═════ Data to use ═════

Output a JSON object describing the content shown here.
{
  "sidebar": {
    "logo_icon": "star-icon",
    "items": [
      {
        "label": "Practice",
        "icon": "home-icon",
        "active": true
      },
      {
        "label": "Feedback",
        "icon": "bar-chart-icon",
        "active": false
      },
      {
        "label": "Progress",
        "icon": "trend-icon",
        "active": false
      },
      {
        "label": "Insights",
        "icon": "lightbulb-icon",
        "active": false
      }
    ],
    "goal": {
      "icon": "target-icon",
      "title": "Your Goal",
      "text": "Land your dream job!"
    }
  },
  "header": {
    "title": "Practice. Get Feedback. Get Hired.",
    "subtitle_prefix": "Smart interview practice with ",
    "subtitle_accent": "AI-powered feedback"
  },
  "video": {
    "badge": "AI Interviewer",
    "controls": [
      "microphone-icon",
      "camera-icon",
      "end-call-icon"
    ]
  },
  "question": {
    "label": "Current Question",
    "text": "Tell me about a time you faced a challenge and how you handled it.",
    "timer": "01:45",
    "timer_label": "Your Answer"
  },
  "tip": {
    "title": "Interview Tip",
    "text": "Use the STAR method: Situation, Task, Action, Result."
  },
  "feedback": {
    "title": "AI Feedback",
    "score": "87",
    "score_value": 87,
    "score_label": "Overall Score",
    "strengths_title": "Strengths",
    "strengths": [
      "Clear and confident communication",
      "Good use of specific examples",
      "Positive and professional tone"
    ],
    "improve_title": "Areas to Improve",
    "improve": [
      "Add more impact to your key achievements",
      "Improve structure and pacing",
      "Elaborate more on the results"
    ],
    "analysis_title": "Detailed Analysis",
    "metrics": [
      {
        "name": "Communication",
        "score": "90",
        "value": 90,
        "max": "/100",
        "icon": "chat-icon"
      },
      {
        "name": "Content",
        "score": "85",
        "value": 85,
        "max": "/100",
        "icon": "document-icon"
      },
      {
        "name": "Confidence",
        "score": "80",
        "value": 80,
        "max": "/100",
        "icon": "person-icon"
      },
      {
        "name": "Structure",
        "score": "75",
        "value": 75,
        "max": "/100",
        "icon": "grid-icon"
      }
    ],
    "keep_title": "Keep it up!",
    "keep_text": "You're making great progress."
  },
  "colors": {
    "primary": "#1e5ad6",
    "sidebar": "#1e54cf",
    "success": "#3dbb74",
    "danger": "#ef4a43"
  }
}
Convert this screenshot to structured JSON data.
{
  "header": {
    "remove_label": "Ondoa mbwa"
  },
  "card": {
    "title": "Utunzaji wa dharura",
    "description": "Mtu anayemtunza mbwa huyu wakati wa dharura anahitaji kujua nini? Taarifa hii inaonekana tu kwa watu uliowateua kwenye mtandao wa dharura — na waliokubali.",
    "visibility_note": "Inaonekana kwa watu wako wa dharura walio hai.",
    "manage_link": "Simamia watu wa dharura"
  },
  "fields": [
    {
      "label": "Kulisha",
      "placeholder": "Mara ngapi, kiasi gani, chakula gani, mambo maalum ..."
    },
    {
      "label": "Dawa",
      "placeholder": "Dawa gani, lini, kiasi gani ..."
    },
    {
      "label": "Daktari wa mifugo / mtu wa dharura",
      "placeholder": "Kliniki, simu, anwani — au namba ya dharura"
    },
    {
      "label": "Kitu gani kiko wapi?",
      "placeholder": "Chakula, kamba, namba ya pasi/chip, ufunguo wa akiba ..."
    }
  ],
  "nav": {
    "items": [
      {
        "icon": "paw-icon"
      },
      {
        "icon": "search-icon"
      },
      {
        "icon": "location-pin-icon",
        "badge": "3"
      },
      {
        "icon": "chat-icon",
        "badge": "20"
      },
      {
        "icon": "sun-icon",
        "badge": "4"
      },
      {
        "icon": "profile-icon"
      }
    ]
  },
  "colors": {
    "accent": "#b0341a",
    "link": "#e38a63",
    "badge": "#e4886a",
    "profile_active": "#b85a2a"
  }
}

═════

Retype all of the data shown above, word for word.

Output a JSON object describing the content shown here.
{
  "sidebar": {
    "logo_icon": "star-icon",
    "items": [
      {
        "label": "Practice",
        "icon": "home-icon",
        "active": true
      },
      {
        "label": "Feedback",
        "icon": "bar-chart-icon",
        "active": false
      },
      {
        "label": "Progress",
        "icon": "trend-icon",
        "active": false
      },
      {
        "label": "Insights",
        "icon": "lightbulb-icon",
        "active": false
      }
    ],
    "goal": {
      "icon": "target-icon",
      "title": "Your Goal",
      "text": "Land your dream job!"
    }
  },
  "header": {
    "title": "Practice. Get Feedback. Get Hired.",
    "subtitle_prefix": "Smart interview practice with ",
    "subtitle_accent": "AI-powered feedback"
  },
  "video": {
    "badge": "AI Interviewer",
    "controls": [
      "microphone-icon",
      "camera-icon",
      "end-call-icon"
    ]
  },
  "question": {
    "label": "Current Question",
    "text": "Tell me about a time you faced a challenge and how you handled it.",
    "timer": "01:45",
    "timer_label": "Your Answer"
  },
  "tip": {
    "title": "Interview Tip",
    "text": "Use the STAR method: Situation, Task, Action, Result."
  },
  "feedback": {
    "title": "AI Feedback",
    "score": "87",
    "score_value": 87,
    "score_label": "Overall Score",
    "strengths_title": "Strengths",
    "strengths": [
      "Clear and confident communication",
      "Good use of specific examples",
      "Positive and professional tone"
    ],
    "improve_title": "Areas to Improve",
    "improve": [
      "Add more impact to your key achievements",
      "Improve structure and pacing",
      "Elaborate more on the results"
    ],
    "analysis_title": "Detailed Analysis",
    "metrics": [
      {
        "name": "Communication",
        "score": "90",
        "value": 90,
        "max": "/100",
        "icon": "chat-icon"
      },
      {
        "name": "Content",
        "score": "85",
        "value": 85,
        "max": "/100",
        "icon": "document-icon"
      },
      {
        "name": "Confidence",
        "score": "80",
        "value": 80,
        "max": "/100",
        "icon": "person-icon"
      },
      {
        "name": "Structure",
        "score": "75",
        "value": 75,
        "max": "/100",
        "icon": "grid-icon"
      }
    ],
    "keep_title": "Keep it up!",
    "keep_text": "You're making great progress."
  },
  "colors": {
    "primary": "#1e5ad6",
    "sidebar": "#1e54cf",
    "success": "#3dbb74",
    "danger": "#ef4a43"
  }
}
Convert this screenshot to structured JSON data.
{
  "header": {
    "remove_label": "Ondoa mbwa"
  },
  "card": {
    "title": "Utunzaji wa dharura",
    "description": "Mtu anayemtunza mbwa huyu wakati wa dharura anahitaji kujua nini? Taarifa hii inaonekana tu kwa watu uliowateua kwenye mtandao wa dharura — na waliokubali.",
    "visibility_note": "Inaonekana kwa watu wako wa dharura walio hai.",
    "manage_link": "Simamia watu wa dharura"
  },
  "fields": [
    {
      "label": "Kulisha",
      "placeholder": "Mara ngapi, kiasi gani, chakula gani, mambo maalum ..."
    },
    {
      "label": "Dawa",
      "placeholder": "Dawa gani, lini, kiasi gani ..."
    },
    {
      "label": "Daktari wa mifugo / mtu wa dharura",
      "placeholder": "Kliniki, simu, anwani — au namba ya dharura"
    },
    {
      "label": "Kitu gani kiko wapi?",
      "placeholder": "Chakula, kamba, namba ya pasi/chip, ufunguo wa akiba ..."
    }
  ],
  "nav": {
    "items": [
      {
        "icon": "paw-icon"
      },
      {
        "icon": "search-icon"
      },
      {
        "icon": "location-pin-icon",
        "badge": "3"
      },
      {
        "icon": "chat-icon",
        "badge": "20"
      },
      {
        "icon": "sun-icon",
        "badge": "4"
      },
      {
        "icon": "profile-icon"
      }
    ]
  },
  "colors": {
    "accent": "#b0341a",
    "link": "#e38a63",
    "badge": "#e4886a",
    "profile_active": "#b85a2a"
  }
}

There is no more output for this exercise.